Retype each record below word for word. Leave the pictures out.
++++
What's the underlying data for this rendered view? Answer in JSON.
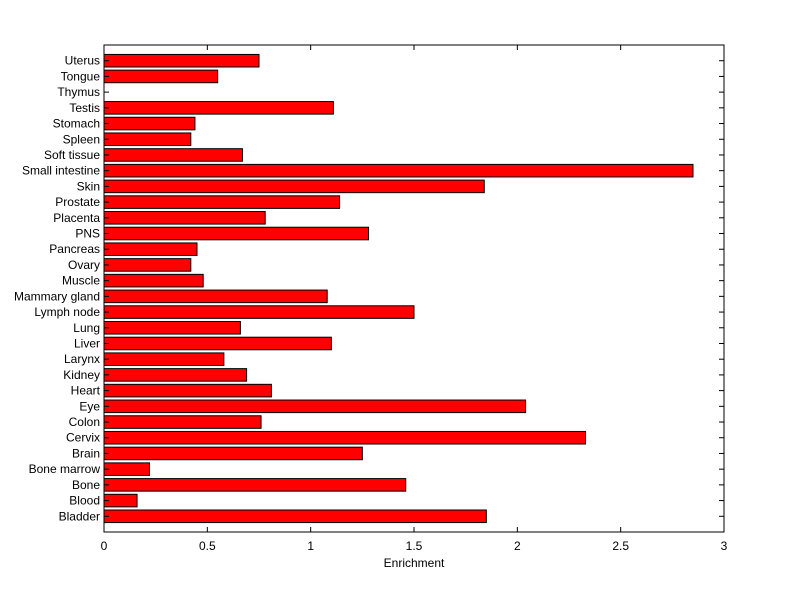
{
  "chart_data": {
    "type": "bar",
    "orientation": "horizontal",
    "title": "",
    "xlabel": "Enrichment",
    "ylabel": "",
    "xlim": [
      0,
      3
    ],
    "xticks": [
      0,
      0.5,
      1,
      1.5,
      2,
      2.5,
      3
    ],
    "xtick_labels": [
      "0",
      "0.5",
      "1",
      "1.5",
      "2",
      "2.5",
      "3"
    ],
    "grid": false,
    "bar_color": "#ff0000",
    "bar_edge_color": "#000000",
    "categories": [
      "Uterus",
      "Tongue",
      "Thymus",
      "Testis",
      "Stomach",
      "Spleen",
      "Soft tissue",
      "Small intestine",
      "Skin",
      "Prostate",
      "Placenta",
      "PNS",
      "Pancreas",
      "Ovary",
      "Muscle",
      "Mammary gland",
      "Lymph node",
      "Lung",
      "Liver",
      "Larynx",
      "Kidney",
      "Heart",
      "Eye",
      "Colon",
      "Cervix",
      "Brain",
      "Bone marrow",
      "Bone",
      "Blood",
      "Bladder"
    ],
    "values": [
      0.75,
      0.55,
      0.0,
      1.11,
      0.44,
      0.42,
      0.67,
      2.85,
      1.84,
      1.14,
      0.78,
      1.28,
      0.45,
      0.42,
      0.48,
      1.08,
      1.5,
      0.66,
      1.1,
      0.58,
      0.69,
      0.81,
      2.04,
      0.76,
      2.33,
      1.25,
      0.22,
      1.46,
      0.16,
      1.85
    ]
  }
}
++++
[SOLUTION TO THE PROBLEM]:
What's the underlying data for this rendered view? Answer in JSON.
{
  "chart_data": {
    "type": "bar",
    "orientation": "horizontal",
    "title": "",
    "xlabel": "Enrichment",
    "ylabel": "",
    "xlim": [
      0,
      3
    ],
    "xticks": [
      0,
      0.5,
      1,
      1.5,
      2,
      2.5,
      3
    ],
    "xtick_labels": [
      "0",
      "0.5",
      "1",
      "1.5",
      "2",
      "2.5",
      "3"
    ],
    "grid": false,
    "bar_color": "#ff0000",
    "bar_edge_color": "#000000",
    "categories": [
      "Uterus",
      "Tongue",
      "Thymus",
      "Testis",
      "Stomach",
      "Spleen",
      "Soft tissue",
      "Small intestine",
      "Skin",
      "Prostate",
      "Placenta",
      "PNS",
      "Pancreas",
      "Ovary",
      "Muscle",
      "Mammary gland",
      "Lymph node",
      "Lung",
      "Liver",
      "Larynx",
      "Kidney",
      "Heart",
      "Eye",
      "Colon",
      "Cervix",
      "Brain",
      "Bone marrow",
      "Bone",
      "Blood",
      "Bladder"
    ],
    "values": [
      0.75,
      0.55,
      0.0,
      1.11,
      0.44,
      0.42,
      0.67,
      2.85,
      1.84,
      1.14,
      0.78,
      1.28,
      0.45,
      0.42,
      0.48,
      1.08,
      1.5,
      0.66,
      1.1,
      0.58,
      0.69,
      0.81,
      2.04,
      0.76,
      2.33,
      1.25,
      0.22,
      1.46,
      0.16,
      1.85
    ]
  }
}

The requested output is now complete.